▶ _Exercise task_
Set down exactly the lines from the one containing "Read out every word on this page." through the end of the records below, both included, and nothing else.

Dataset items
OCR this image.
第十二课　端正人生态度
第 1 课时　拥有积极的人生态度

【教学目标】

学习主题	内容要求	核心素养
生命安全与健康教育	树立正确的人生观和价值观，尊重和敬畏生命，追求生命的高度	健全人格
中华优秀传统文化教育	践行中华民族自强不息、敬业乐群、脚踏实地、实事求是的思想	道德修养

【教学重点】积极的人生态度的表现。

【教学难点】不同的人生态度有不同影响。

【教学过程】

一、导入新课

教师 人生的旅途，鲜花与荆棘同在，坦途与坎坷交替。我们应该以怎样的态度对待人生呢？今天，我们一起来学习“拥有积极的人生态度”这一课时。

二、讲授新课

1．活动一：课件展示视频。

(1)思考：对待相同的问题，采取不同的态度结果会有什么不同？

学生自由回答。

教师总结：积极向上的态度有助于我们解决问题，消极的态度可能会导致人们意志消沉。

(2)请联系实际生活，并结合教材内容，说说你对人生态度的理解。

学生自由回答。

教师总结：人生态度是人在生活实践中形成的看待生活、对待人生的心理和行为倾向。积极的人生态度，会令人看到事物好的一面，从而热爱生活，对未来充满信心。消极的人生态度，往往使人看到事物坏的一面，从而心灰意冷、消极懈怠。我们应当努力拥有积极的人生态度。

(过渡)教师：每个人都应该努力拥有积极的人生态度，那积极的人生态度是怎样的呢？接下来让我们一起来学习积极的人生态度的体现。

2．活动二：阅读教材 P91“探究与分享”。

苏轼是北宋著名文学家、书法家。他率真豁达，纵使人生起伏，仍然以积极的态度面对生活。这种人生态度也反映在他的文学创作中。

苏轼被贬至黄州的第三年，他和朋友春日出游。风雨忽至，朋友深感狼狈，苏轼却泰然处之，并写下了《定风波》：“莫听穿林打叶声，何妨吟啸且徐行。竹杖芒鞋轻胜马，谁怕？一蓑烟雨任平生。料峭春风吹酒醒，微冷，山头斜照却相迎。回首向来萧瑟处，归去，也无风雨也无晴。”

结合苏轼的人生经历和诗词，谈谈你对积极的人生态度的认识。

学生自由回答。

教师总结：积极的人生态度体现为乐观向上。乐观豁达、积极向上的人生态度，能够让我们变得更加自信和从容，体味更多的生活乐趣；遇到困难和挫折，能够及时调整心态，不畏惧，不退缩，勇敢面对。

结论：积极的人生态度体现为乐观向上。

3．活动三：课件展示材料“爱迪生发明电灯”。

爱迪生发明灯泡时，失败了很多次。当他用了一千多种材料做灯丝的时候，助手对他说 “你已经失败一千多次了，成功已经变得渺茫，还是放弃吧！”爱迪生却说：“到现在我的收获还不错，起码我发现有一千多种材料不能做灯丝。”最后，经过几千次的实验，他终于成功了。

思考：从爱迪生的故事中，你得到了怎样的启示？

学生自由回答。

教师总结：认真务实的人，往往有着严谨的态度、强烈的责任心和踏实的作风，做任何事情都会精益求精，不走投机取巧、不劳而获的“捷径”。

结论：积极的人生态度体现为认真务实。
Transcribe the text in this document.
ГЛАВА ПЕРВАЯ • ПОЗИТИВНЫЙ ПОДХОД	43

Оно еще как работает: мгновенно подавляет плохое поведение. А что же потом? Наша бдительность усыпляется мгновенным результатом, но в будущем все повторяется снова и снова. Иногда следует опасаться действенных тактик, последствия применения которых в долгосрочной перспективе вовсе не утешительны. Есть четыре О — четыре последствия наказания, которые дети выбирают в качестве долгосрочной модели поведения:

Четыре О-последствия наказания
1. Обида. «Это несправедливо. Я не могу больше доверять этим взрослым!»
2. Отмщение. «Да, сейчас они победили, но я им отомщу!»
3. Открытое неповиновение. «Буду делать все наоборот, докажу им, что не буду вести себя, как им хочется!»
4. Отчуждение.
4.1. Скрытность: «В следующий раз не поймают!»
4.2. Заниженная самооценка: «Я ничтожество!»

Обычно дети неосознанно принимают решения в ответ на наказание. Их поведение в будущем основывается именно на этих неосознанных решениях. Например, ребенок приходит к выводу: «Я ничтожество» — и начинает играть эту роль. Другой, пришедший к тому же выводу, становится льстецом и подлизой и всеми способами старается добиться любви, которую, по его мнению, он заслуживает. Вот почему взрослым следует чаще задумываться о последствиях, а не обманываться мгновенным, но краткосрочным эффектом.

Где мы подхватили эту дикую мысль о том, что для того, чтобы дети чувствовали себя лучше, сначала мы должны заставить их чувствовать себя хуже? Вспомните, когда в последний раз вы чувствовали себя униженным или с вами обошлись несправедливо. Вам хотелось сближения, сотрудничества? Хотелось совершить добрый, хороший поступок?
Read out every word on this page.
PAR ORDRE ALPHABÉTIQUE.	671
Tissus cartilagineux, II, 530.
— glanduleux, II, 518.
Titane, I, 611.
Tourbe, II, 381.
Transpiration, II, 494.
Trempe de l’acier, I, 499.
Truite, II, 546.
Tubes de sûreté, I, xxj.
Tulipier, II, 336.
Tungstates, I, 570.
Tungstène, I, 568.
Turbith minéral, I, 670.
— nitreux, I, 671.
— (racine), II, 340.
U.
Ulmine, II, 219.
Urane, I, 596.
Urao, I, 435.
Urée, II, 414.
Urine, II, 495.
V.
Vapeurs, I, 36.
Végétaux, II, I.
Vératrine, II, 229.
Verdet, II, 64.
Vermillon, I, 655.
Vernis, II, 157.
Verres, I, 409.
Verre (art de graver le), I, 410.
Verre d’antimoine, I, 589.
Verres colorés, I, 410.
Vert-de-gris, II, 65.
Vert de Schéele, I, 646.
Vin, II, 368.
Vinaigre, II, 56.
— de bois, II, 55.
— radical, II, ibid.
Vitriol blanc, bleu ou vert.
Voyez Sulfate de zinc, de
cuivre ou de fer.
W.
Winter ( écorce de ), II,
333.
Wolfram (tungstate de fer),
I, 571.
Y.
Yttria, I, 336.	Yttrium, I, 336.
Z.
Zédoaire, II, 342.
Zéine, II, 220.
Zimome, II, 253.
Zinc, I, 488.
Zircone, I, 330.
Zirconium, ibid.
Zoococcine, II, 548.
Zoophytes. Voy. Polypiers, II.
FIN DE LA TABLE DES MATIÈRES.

▶ _Result of the task_
Read out every word on this page.
PAR ORDRE ALPHABÉTIQUE.	671
Tissus cartilagineux, II, 530.
— glanduleux, II, 518.
Titane, I, 611.
Tourbe, II, 381.
Transpiration, II, 494.
Trempe de l’acier, I, 499.
Truite, II, 546.
Tubes de sûreté, I, xxj.
Tulipier, II, 336.
Tungstates, I, 570.
Tungstène, I, 568.
Turbith minéral, I, 670.
— nitreux, I, 671.
— (racine), II, 340.
U.
Ulmine, II, 219.
Urane, I, 596.
Urao, I, 435.
Urée, II, 414.
Urine, II, 495.
V.
Vapeurs, I, 36.
Végétaux, II, I.
Vératrine, II, 229.
Verdet, II, 64.
Vermillon, I, 655.
Vernis, II, 157.
Verres, I, 409.
Verre (art de graver le), I, 410.
Verre d’antimoine, I, 589.
Verres colorés, I, 410.
Vert-de-gris, II, 65.
Vert de Schéele, I, 646.
Vin, II, 368.
Vinaigre, II, 56.
— de bois, II, 55.
— radical, II, ibid.
Vitriol blanc, bleu ou vert.
Voyez Sulfate de zinc, de
cuivre ou de fer.
W.
Winter ( écorce de ), II,
333.
Wolfram (tungstate de fer),
I, 571.
Y.
Yttria, I, 336.	Yttrium, I, 336.
Z.
Zédoaire, II, 342.
Zéine, II, 220.
Zimome, II, 253.
Zinc, I, 488.
Zircone, I, 330.
Zirconium, ibid.
Zoococcine, II, 548.
Zoophytes. Voy. Polypiers, II.
FIN DE LA TABLE DES MATIÈRES.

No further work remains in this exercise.